Excerpted passage
## Begin

In Atiku Abubakar, the Nigerian Establishment has sent a message to President Muhammadu Buhari: we are serious about getting you out in 2019. But it is a message that will be received with utter contempt. The Villa will be utterly disorganised by the message but they will not show it.
That makes the 2019 presidential contest a much more complicated contest than ever before. All two candidates are northerners, all are Muslims, all are utilising the last opportunity to be president of Nigeria, each lays claim to having a magic wand and burning to be given the opportunity to remake Nigeria: Buhari to undo corruption and the corrupt and Atiku to modernise Nigeria. In this complexity, an audit of the Goodluck Jonathan streak in each of Atiku and Buhari is a vital precautionary security move. That is to establish which of them is likely to have learnt from Goodluck Jonathan who lost power but successfully converted defeat to victory in the eyes of the world by saying that his ambition is not worth the blood of any Nigerians. Otherwise, it could be frightening how an incumbent and a candidate of the establishment slugs out a last chance.
Atiku is, of course, the candidate of the establishment. It would be difficult to find anyone who did not see the hands of all the major kingmakers in Nigeria’s national politics at work in Portharcourt at the weekend to make Atiku Abubakar. They were there, one of them physically but the remaining three symbolically. Obasanjo who is still a hard nut to crack will soon cave in when a powerful delegation goes to overwhelm him to Atiku’s side because Atiku is the one out of the two who can be easier managed because he too is aware of the dire consequences of the ‘conquest’ of the establishment by incumbent President Buhari. Above all, Atiku is no longer within the radius of the war against corruption because there will be madness to start bringing any charges of corruption against him or any candidate now after having won his or her party’s nomination. Any such move should have been made before now. As soon as Obasanjo comes in, the entire Nigerian establishment would have unified into a concrete block with Atiku as the unifier. It is this block that will confront the incumbent in 2019, not the Atiku persona as such. This is not to underrate the Atiku persona. It is a formidable factor.

## End

Supplied material
## Begin

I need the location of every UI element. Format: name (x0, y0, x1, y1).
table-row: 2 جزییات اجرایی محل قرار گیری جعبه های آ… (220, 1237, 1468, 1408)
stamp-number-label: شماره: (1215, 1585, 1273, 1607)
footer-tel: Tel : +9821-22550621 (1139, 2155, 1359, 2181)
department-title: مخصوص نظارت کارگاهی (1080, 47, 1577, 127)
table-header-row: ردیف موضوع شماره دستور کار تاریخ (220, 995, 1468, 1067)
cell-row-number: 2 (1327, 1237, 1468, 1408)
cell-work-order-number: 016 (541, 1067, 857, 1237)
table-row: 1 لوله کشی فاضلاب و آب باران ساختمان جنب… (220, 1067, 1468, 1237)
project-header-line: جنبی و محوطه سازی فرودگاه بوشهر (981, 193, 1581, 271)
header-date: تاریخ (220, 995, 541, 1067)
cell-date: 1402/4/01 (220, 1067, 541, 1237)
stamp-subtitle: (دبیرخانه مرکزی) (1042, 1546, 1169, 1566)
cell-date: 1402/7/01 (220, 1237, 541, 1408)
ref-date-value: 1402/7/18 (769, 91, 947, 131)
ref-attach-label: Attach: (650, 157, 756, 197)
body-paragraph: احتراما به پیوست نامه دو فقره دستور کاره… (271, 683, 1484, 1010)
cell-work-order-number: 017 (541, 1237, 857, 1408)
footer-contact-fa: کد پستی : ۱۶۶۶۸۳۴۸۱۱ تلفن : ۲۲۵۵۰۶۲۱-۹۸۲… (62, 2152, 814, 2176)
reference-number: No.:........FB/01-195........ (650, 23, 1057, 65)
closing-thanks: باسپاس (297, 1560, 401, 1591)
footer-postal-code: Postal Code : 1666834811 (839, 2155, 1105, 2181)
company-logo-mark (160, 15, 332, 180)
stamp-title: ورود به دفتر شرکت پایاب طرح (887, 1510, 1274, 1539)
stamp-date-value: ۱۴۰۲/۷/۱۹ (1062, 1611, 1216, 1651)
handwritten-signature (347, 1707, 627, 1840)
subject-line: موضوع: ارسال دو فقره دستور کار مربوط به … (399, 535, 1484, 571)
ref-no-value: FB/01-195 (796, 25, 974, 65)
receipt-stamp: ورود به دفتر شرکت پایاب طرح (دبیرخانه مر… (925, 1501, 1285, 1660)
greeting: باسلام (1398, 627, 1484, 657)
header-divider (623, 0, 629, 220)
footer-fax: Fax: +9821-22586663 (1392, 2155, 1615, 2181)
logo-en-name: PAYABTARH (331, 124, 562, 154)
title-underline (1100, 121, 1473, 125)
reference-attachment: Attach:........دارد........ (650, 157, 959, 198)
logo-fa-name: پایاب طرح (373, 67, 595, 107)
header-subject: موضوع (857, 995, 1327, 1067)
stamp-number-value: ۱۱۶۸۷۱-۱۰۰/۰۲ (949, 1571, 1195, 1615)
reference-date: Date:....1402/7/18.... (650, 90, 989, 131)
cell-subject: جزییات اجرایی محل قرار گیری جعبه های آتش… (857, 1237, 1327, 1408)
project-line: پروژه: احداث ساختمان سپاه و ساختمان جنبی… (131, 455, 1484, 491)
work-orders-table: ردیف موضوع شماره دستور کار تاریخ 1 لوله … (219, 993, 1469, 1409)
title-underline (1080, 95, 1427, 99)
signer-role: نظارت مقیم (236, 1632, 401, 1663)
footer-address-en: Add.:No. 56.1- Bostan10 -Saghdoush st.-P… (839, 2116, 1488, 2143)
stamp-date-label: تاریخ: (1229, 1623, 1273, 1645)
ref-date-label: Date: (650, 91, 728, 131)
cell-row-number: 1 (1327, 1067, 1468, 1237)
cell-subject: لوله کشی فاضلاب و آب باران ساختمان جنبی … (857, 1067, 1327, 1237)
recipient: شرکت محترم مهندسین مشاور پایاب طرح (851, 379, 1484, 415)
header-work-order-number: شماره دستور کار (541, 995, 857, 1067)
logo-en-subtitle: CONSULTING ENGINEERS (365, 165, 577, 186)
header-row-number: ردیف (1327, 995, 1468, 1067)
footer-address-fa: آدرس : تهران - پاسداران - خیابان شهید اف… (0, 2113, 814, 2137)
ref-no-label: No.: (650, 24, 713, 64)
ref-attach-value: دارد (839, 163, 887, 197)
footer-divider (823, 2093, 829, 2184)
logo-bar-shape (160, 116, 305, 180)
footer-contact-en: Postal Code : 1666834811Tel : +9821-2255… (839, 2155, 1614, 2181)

## End

Required tasks
A - Pull out every line of the records that contains the string "subtitle", matching case exactly.
B - Pick up the commentary on Nigeria's 2019 presidential race after its last sentence and carry it forward.

Responses per task
A -
stamp-subtitle: (دبیرخانه مرکزی) (1042, 1546, 1169, 1566)
logo-en-subtitle: CONSULTING ENGINEERS (365, 165, 577, 186)

B -
It is built on continuous learning since 1993 to 2015, certainly including a comprehensive analysis of why he came third in 2015. He has lived through the grace and the grass phases of working with Obasanjo, with being fought by people he brought into power and with having to be called a rolling stone – moving from one party to another, the last being the move from the All Progressives Congress, (APC) to the People’s Democratic Party, (PDP). His burning desire to be president did not allow him to give up hope. Rather, he tapped in to his network of allies, points men and associates at each turn to explore any and every angles that appeared to open up the space as far as the ambition was concerned. This has culminated in an astounding victory at the last convention of the PDP even when he had no governors in the party as such. It was the combined effect of a vast network of resource persons whose financial, political and social needs he met over time, a project for which no budget has been too big. The last item in the Atiku persona is how 2019 is his terminal point in terms of contesting for presidential power. At 73 or so, 2019 contest is his last bet. It seems no ideas, resources, friends or connections have been spared in winning the party’s nomination.
Awesome as this political personality might appear, that is not what has brought Atiku closest to being the president of Nigeria. It is the context that has brought him that. By the context is meant the establishment’s disenchantment with Buhari and their sense of urgency in denying him a second term during which he himself has said he would arrest and jail those of them who are corrupt. There could be no more categorical a declaration of intra-class war on a ruling class for which corruption has been the most consistent pastime for its members in the context of primitive accumulation. Why the president could afford such tactlessness is beyond comprehension. It is one major indication that the president must have devised a way of winning outside popular votes because whoever suspects he or she might be going to jail in the event of his second term would work against his victory.
It is that context which has produced two major blocks now who would be confronting each other in 2019. One is the incoherent group around Buhari and the second is the group coalescing around Atiku. In this re-alignment, it is no longer a question of whether Atiku has any moral and ideological drawbacks. It is now a question of what the narratives of Buhari as a nepotistic leader, as someone who fights corruption selectively and an incompetent manager of men and resources have produced. Narratives are not so much about what is true or what is not but about producing intended consequences in the reality they constitute. Some analysts are saying the saving grace is that neither Rabiu Kwankwaso nor a Bukola Saraki has won the PDP nomination. Instead, it is an elderly Atiku who won and who would try to keep his crowd away from violence unlike any of Kwankwaso or Saraki whose supporters might be difficult to control in a place such as Kano.
Seen from the perspective of ruling class alignment rather than just an Atiku enigma, how then do the two dominant candidates stand?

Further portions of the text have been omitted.